[Collected data entries]
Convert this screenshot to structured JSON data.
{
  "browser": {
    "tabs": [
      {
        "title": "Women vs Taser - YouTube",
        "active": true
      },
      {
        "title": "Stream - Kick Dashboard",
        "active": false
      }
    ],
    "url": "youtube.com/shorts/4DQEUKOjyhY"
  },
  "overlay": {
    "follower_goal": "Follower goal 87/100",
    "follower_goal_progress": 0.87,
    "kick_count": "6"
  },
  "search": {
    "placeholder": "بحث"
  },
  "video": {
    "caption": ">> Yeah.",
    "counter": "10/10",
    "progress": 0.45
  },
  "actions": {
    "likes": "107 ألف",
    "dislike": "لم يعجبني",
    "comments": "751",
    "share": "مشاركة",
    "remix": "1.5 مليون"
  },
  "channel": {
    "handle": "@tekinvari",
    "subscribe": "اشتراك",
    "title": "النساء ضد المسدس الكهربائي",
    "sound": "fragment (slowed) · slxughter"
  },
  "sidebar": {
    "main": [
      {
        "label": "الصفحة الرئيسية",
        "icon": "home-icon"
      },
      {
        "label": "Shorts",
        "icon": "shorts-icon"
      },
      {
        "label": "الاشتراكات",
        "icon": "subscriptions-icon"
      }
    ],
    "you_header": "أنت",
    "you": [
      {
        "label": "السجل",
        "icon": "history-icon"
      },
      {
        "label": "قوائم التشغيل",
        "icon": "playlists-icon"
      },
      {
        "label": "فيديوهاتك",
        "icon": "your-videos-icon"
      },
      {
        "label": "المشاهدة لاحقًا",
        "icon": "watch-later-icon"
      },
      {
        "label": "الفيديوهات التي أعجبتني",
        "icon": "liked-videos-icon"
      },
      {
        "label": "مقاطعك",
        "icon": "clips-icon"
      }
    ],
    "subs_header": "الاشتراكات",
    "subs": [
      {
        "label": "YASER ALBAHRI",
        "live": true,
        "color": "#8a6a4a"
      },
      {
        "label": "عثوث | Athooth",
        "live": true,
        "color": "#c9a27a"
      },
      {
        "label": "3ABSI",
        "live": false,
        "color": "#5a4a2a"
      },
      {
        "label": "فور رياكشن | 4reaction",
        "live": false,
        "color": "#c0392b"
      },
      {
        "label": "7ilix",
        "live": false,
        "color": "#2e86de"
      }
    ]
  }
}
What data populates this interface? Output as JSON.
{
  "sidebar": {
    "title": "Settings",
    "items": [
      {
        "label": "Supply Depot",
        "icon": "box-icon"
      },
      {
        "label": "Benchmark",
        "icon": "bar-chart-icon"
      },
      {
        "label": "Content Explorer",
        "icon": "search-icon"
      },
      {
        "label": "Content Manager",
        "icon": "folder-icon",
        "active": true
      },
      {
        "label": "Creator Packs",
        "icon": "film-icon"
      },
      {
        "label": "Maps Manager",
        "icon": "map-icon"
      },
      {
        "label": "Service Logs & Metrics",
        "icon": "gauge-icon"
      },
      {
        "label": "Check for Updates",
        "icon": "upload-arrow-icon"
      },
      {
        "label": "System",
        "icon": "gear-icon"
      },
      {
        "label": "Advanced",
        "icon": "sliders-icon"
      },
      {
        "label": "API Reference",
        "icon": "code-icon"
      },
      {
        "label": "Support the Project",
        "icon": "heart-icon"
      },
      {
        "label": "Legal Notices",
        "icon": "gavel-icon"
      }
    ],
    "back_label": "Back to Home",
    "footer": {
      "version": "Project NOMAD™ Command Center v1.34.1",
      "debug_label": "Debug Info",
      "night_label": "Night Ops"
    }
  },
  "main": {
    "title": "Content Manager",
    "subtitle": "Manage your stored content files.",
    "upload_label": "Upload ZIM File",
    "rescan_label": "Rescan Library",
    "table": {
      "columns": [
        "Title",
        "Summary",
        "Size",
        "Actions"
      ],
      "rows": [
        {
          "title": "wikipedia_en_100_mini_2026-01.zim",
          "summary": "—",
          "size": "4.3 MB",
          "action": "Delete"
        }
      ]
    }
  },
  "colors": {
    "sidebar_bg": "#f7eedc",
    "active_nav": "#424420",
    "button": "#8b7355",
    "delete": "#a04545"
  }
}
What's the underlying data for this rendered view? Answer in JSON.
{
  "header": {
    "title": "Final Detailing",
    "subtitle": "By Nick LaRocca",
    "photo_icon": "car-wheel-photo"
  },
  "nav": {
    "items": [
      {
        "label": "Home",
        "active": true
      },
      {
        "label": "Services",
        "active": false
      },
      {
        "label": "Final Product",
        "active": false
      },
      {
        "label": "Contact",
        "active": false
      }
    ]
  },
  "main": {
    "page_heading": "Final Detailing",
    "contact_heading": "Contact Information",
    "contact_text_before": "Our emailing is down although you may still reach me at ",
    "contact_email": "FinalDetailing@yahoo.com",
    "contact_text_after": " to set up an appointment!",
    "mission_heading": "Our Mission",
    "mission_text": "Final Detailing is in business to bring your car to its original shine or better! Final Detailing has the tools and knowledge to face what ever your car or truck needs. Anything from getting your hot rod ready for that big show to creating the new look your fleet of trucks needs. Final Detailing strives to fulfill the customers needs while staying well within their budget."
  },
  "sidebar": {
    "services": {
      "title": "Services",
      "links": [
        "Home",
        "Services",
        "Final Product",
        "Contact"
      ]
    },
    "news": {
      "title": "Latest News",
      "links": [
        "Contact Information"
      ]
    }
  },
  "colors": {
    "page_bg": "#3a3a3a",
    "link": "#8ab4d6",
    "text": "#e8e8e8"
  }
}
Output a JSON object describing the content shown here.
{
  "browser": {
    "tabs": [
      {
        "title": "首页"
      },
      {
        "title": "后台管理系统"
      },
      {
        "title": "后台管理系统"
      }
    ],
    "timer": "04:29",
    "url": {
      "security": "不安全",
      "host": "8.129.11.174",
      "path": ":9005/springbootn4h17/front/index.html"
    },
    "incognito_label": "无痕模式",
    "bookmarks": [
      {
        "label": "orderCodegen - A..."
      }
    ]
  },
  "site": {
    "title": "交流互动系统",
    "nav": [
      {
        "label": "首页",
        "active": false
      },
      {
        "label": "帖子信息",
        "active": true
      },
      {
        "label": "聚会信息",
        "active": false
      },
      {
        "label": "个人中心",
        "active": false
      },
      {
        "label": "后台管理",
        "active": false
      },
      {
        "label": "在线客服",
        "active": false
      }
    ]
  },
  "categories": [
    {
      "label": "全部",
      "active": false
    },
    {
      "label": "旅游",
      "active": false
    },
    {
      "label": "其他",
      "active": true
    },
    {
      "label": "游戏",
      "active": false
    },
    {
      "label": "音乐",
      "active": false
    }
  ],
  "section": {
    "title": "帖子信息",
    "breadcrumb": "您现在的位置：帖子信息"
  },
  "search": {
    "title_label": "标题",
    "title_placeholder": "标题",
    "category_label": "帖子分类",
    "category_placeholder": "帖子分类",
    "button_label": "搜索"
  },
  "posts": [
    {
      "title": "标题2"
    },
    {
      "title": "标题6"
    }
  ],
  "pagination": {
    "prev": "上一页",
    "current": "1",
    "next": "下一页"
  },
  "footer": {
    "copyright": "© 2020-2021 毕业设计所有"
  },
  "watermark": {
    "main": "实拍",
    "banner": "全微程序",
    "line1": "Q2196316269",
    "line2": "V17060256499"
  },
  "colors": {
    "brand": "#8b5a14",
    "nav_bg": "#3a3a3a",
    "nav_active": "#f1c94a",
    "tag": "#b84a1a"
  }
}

- Instruction: Restate the whole listing exactly.

- Full answer:
Convert this screenshot to structured JSON data.
{
  "browser": {
    "tabs": [
      {
        "title": "Women vs Taser - YouTube",
        "active": true
      },
      {
        "title": "Stream - Kick Dashboard",
        "active": false
      }
    ],
    "url": "youtube.com/shorts/4DQEUKOjyhY"
  },
  "overlay": {
    "follower_goal": "Follower goal 87/100",
    "follower_goal_progress": 0.87,
    "kick_count": "6"
  },
  "search": {
    "placeholder": "بحث"
  },
  "video": {
    "caption": ">> Yeah.",
    "counter": "10/10",
    "progress": 0.45
  },
  "actions": {
    "likes": "107 ألف",
    "dislike": "لم يعجبني",
    "comments": "751",
    "share": "مشاركة",
    "remix": "1.5 مليون"
  },
  "channel": {
    "handle": "@tekinvari",
    "subscribe": "اشتراك",
    "title": "النساء ضد المسدس الكهربائي",
    "sound": "fragment (slowed) · slxughter"
  },
  "sidebar": {
    "main": [
      {
        "label": "الصفحة الرئيسية",
        "icon": "home-icon"
      },
      {
        "label": "Shorts",
        "icon": "shorts-icon"
      },
      {
        "label": "الاشتراكات",
        "icon": "subscriptions-icon"
      }
    ],
    "you_header": "أنت",
    "you": [
      {
        "label": "السجل",
        "icon": "history-icon"
      },
      {
        "label": "قوائم التشغيل",
        "icon": "playlists-icon"
      },
      {
        "label": "فيديوهاتك",
        "icon": "your-videos-icon"
      },
      {
        "label": "المشاهدة لاحقًا",
        "icon": "watch-later-icon"
      },
      {
        "label": "الفيديوهات التي أعجبتني",
        "icon": "liked-videos-icon"
      },
      {
        "label": "مقاطعك",
        "icon": "clips-icon"
      }
    ],
    "subs_header": "الاشتراكات",
    "subs": [
      {
        "label": "YASER ALBAHRI",
        "live": true,
        "color": "#8a6a4a"
      },
      {
        "label": "عثوث | Athooth",
        "live": true,
        "color": "#c9a27a"
      },
      {
        "label": "3ABSI",
        "live": false,
        "color": "#5a4a2a"
      },
      {
        "label": "فور رياكشن | 4reaction",
        "live": false,
        "color": "#c0392b"
      },
      {
        "label": "7ilix",
        "live": false,
        "color": "#2e86de"
      }
    ]
  }
}
What data populates this interface? Output as JSON.
{
  "sidebar": {
    "title": "Settings",
    "items": [
      {
        "label": "Supply Depot",
        "icon": "box-icon"
      },
      {
        "label": "Benchmark",
        "icon": "bar-chart-icon"
      },
      {
        "label": "Content Explorer",
        "icon": "search-icon"
      },
      {
        "label": "Content Manager",
        "icon": "folder-icon",
        "active": true
      },
      {
        "label": "Creator Packs",
        "icon": "film-icon"
      },
      {
        "label": "Maps Manager",
        "icon": "map-icon"
      },
      {
        "label": "Service Logs & Metrics",
        "icon": "gauge-icon"
      },
      {
        "label": "Check for Updates",
        "icon": "upload-arrow-icon"
      },
      {
        "label": "System",
        "icon": "gear-icon"
      },
      {
        "label": "Advanced",
        "icon": "sliders-icon"
      },
      {
        "label": "API Reference",
        "icon": "code-icon"
      },
      {
        "label": "Support the Project",
        "icon": "heart-icon"
      },
      {
        "label": "Legal Notices",
        "icon": "gavel-icon"
      }
    ],
    "back_label": "Back to Home",
    "footer": {
      "version": "Project NOMAD™ Command Center v1.34.1",
      "debug_label": "Debug Info",
      "night_label": "Night Ops"
    }
  },
  "main": {
    "title": "Content Manager",
    "subtitle": "Manage your stored content files.",
    "upload_label": "Upload ZIM File",
    "rescan_label": "Rescan Library",
    "table": {
      "columns": [
        "Title",
        "Summary",
        "Size",
        "Actions"
      ],
      "rows": [
        {
          "title": "wikipedia_en_100_mini_2026-01.zim",
          "summary": "—",
          "size": "4.3 MB",
          "action": "Delete"
        }
      ]
    }
  },
  "colors": {
    "sidebar_bg": "#f7eedc",
    "active_nav": "#424420",
    "button": "#8b7355",
    "delete": "#a04545"
  }
}
What's the underlying data for this rendered view? Answer in JSON.
{
  "header": {
    "title": "Final Detailing",
    "subtitle": "By Nick LaRocca",
    "photo_icon": "car-wheel-photo"
  },
  "nav": {
    "items": [
      {
        "label": "Home",
        "active": true
      },
      {
        "label": "Services",
        "active": false
      },
      {
        "label": "Final Product",
        "active": false
      },
      {
        "label": "Contact",
        "active": false
      }
    ]
  },
  "main": {
    "page_heading": "Final Detailing",
    "contact_heading": "Contact Information",
    "contact_text_before": "Our emailing is down although you may still reach me at ",
    "contact_email": "FinalDetailing@yahoo.com",
    "contact_text_after": " to set up an appointment!",
    "mission_heading": "Our Mission",
    "mission_text": "Final Detailing is in business to bring your car to its original shine or better! Final Detailing has the tools and knowledge to face what ever your car or truck needs. Anything from getting your hot rod ready for that big show to creating the new look your fleet of trucks needs. Final Detailing strives to fulfill the customers needs while staying well within their budget."
  },
  "sidebar": {
    "services": {
      "title": "Services",
      "links": [
        "Home",
        "Services",
        "Final Product",
        "Contact"
      ]
    },
    "news": {
      "title": "Latest News",
      "links": [
        "Contact Information"
      ]
    }
  },
  "colors": {
    "page_bg": "#3a3a3a",
    "link": "#8ab4d6",
    "text": "#e8e8e8"
  }
}
Output a JSON object describing the content shown here.
{
  "browser": {
    "tabs": [
      {
        "title": "首页"
      },
      {
        "title": "后台管理系统"
      },
      {
        "title": "后台管理系统"
      }
    ],
    "timer": "04:29",
    "url": {
      "security": "不安全",
      "host": "8.129.11.174",
      "path": ":9005/springbootn4h17/front/index.html"
    },
    "incognito_label": "无痕模式",
    "bookmarks": [
      {
        "label": "orderCodegen - A..."
      }
    ]
  },
  "site": {
    "title": "交流互动系统",
    "nav": [
      {
        "label": "首页",
        "active": false
      },
      {
        "label": "帖子信息",
        "active": true
      },
      {
        "label": "聚会信息",
        "active": false
      },
      {
        "label": "个人中心",
        "active": false
      },
      {
        "label": "后台管理",
        "active": false
      },
      {
        "label": "在线客服",
        "active": false
      }
    ]
  },
  "categories": [
    {
      "label": "全部",
      "active": false
    },
    {
      "label": "旅游",
      "active": false
    },
    {
      "label": "其他",
      "active": true
    },
    {
      "label": "游戏",
      "active": false
    },
    {
      "label": "音乐",
      "active": false
    }
  ],
  "section": {
    "title": "帖子信息",
    "breadcrumb": "您现在的位置：帖子信息"
  },
  "search": {
    "title_label": "标题",
    "title_placeholder": "标题",
    "category_label": "帖子分类",
    "category_placeholder": "帖子分类",
    "button_label": "搜索"
  },
  "posts": [
    {
      "title": "标题2"
    },
    {
      "title": "标题6"
    }
  ],
  "pagination": {
    "prev": "上一页",
    "current": "1",
    "next": "下一页"
  },
  "footer": {
    "copyright": "© 2020-2021 毕业设计所有"
  },
  "watermark": {
    "main": "实拍",
    "banner": "全微程序",
    "line1": "Q2196316269",
    "line2": "V17060256499"
  },
  "colors": {
    "brand": "#8b5a14",
    "nav_bg": "#3a3a3a",
    "nav_active": "#f1c94a",
    "tag": "#b84a1a"
  }
}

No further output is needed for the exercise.